» **WORK TO BE COMPLETED**:
Check each line of the listing for the word "purple" and give only the number of lines that have it.

══ RECORDS SHOWN ══

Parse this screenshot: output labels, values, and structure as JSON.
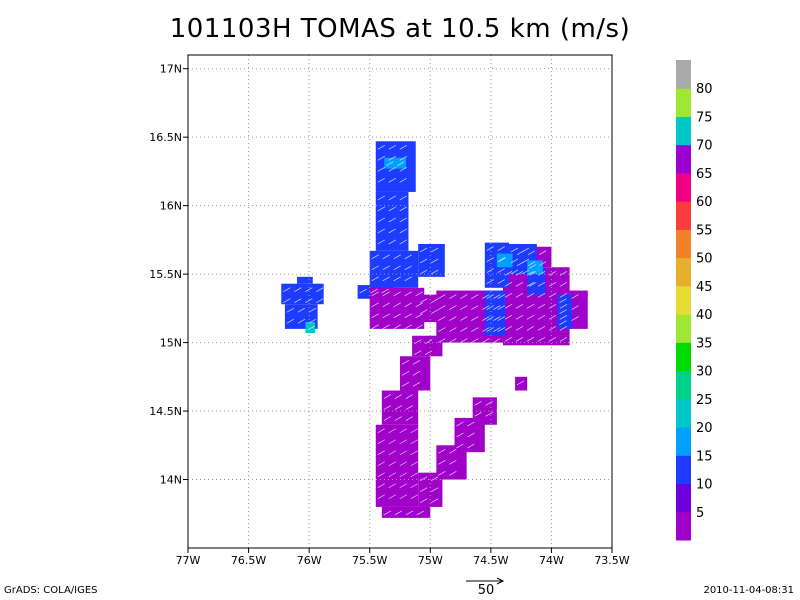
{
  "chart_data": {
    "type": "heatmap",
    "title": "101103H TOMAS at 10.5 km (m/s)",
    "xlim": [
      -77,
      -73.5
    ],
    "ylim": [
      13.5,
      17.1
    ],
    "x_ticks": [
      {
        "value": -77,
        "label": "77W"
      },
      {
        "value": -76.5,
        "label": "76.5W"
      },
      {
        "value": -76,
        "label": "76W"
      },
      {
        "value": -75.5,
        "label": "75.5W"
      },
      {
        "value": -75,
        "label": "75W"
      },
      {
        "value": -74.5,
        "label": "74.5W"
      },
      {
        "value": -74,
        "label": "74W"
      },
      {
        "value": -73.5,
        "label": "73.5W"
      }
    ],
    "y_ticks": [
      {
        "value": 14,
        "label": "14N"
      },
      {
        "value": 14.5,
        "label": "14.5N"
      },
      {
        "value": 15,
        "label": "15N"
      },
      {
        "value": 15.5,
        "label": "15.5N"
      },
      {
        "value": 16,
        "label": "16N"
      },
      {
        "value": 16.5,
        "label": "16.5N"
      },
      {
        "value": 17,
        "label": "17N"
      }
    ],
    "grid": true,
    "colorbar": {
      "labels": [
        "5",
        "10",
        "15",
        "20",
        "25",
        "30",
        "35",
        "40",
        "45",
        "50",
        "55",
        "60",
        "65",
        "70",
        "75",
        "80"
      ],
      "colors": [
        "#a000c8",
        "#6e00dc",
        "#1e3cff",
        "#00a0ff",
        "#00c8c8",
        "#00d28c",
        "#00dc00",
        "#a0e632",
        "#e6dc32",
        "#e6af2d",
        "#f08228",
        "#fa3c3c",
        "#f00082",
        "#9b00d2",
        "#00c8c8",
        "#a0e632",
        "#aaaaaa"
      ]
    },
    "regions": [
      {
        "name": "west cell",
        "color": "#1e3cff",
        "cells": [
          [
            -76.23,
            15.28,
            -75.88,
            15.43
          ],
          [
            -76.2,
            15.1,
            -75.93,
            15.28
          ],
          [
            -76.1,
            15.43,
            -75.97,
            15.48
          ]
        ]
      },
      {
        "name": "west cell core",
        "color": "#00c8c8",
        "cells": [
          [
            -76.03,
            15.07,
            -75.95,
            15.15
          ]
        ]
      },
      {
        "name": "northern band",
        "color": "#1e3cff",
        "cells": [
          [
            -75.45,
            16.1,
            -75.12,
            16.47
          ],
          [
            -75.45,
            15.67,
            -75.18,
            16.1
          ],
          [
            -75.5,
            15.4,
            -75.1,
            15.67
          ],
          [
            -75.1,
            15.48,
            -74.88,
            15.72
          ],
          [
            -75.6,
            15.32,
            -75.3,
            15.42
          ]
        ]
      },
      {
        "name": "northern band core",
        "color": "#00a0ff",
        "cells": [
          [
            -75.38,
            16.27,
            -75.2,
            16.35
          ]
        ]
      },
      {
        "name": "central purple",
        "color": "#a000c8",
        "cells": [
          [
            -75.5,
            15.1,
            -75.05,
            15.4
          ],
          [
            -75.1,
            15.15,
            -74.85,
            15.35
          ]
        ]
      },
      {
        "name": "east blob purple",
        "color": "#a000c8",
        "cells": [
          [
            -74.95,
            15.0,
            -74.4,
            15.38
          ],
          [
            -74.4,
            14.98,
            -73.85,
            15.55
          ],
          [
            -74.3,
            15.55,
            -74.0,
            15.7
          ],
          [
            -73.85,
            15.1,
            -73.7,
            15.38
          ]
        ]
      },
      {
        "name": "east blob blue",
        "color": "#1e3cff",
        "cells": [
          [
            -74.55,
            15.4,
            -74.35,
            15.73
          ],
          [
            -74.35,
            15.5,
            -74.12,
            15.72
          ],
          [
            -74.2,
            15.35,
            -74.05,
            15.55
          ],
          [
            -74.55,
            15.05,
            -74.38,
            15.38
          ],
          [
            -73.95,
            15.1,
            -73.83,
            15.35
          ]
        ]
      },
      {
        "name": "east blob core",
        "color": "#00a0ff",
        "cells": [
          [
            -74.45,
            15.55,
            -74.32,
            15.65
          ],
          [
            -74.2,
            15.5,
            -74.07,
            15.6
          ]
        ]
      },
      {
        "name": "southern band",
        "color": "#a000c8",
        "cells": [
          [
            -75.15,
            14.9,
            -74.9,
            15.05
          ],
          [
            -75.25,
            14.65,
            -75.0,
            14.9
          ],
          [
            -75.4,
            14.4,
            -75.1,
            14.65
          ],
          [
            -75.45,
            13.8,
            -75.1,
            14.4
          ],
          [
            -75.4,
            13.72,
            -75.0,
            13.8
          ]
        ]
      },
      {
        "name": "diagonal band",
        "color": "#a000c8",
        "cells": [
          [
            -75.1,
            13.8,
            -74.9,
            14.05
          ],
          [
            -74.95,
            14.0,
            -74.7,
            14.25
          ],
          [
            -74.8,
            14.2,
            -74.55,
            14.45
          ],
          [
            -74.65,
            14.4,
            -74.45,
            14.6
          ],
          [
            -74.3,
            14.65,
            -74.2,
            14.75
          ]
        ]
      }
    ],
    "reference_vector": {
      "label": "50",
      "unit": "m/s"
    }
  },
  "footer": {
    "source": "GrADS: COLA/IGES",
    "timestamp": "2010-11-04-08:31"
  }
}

═══
══ RECORDS SHOWN ══

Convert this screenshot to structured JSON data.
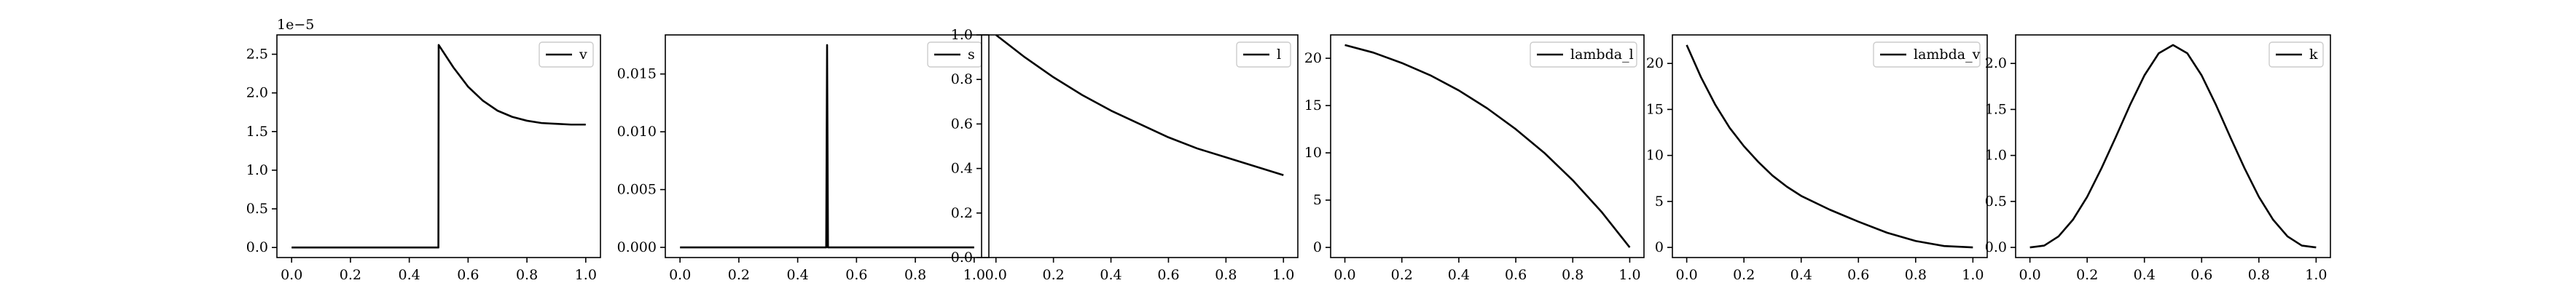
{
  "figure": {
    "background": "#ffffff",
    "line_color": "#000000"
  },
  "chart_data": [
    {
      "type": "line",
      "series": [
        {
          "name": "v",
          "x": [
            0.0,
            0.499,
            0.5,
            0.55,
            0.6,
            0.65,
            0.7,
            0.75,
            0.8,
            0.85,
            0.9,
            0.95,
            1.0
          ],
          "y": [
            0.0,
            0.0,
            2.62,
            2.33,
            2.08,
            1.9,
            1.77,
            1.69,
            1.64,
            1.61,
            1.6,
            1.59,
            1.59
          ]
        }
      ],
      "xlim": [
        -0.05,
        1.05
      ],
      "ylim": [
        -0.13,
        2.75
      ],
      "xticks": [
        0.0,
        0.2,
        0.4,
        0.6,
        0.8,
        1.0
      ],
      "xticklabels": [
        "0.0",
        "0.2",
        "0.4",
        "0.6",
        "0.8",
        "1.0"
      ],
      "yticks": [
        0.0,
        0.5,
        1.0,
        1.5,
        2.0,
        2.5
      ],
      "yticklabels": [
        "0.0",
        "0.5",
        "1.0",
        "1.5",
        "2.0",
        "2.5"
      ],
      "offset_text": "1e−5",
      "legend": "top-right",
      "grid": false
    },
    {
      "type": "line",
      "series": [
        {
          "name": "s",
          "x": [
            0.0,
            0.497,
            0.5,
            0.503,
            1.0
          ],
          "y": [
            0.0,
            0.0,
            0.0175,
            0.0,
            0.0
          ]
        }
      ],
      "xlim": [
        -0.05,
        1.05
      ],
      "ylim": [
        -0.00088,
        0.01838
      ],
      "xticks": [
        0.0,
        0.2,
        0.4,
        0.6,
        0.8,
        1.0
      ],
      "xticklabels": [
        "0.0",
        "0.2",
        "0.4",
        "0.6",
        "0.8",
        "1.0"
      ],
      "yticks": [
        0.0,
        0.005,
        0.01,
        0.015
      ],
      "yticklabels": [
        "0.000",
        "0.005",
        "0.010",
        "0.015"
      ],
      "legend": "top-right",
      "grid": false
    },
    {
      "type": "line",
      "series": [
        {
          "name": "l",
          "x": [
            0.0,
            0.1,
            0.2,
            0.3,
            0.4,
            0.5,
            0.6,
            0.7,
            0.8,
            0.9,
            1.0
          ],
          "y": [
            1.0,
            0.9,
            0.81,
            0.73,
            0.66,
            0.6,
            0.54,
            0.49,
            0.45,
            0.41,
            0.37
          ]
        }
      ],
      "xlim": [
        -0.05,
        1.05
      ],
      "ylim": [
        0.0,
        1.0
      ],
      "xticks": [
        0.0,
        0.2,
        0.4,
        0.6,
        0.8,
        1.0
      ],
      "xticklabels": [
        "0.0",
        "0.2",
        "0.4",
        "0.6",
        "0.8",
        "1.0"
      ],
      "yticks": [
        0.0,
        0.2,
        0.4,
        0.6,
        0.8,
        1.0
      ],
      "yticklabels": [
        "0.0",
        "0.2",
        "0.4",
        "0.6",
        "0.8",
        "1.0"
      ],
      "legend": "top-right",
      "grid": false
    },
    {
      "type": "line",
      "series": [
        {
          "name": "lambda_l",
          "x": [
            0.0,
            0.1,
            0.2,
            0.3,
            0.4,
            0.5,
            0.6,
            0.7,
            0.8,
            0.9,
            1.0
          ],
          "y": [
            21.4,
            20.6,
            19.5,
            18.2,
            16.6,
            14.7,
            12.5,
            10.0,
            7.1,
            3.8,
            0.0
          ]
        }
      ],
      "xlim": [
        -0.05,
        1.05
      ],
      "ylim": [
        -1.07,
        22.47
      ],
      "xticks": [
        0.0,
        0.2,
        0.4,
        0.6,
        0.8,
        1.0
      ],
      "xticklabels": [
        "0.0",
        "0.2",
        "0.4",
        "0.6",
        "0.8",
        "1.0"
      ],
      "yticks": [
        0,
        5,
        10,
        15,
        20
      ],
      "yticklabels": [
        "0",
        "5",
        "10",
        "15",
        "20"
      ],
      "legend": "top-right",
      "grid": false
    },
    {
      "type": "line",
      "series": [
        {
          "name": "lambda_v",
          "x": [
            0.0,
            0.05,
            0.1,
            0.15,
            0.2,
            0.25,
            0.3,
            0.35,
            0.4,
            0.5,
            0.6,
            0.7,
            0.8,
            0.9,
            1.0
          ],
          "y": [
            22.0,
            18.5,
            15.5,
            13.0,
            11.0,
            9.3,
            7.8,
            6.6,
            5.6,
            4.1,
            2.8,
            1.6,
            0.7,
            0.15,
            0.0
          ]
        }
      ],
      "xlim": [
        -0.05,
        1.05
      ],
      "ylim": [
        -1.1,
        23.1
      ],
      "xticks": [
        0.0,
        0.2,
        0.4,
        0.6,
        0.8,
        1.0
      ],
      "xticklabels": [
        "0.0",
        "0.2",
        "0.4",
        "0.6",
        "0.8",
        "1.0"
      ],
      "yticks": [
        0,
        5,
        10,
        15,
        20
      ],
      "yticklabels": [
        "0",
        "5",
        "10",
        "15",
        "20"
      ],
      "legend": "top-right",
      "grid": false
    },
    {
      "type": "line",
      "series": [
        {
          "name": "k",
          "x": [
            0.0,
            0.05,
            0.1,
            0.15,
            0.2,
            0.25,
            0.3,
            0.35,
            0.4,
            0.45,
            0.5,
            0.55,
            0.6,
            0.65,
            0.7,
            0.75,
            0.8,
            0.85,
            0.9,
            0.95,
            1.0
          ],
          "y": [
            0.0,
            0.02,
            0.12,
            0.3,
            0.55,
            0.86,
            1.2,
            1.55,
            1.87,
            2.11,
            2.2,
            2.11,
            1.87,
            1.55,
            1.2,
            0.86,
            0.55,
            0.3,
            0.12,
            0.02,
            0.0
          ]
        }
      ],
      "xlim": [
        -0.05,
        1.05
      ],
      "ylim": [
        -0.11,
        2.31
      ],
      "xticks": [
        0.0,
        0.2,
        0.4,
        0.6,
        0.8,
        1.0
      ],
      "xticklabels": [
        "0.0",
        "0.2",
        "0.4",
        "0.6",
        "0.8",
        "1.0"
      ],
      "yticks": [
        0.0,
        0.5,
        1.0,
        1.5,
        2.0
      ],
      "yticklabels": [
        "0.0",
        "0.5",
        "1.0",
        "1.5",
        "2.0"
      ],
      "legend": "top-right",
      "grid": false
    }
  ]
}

═══

» **SOLUTION TO THE EXERCISE**:
2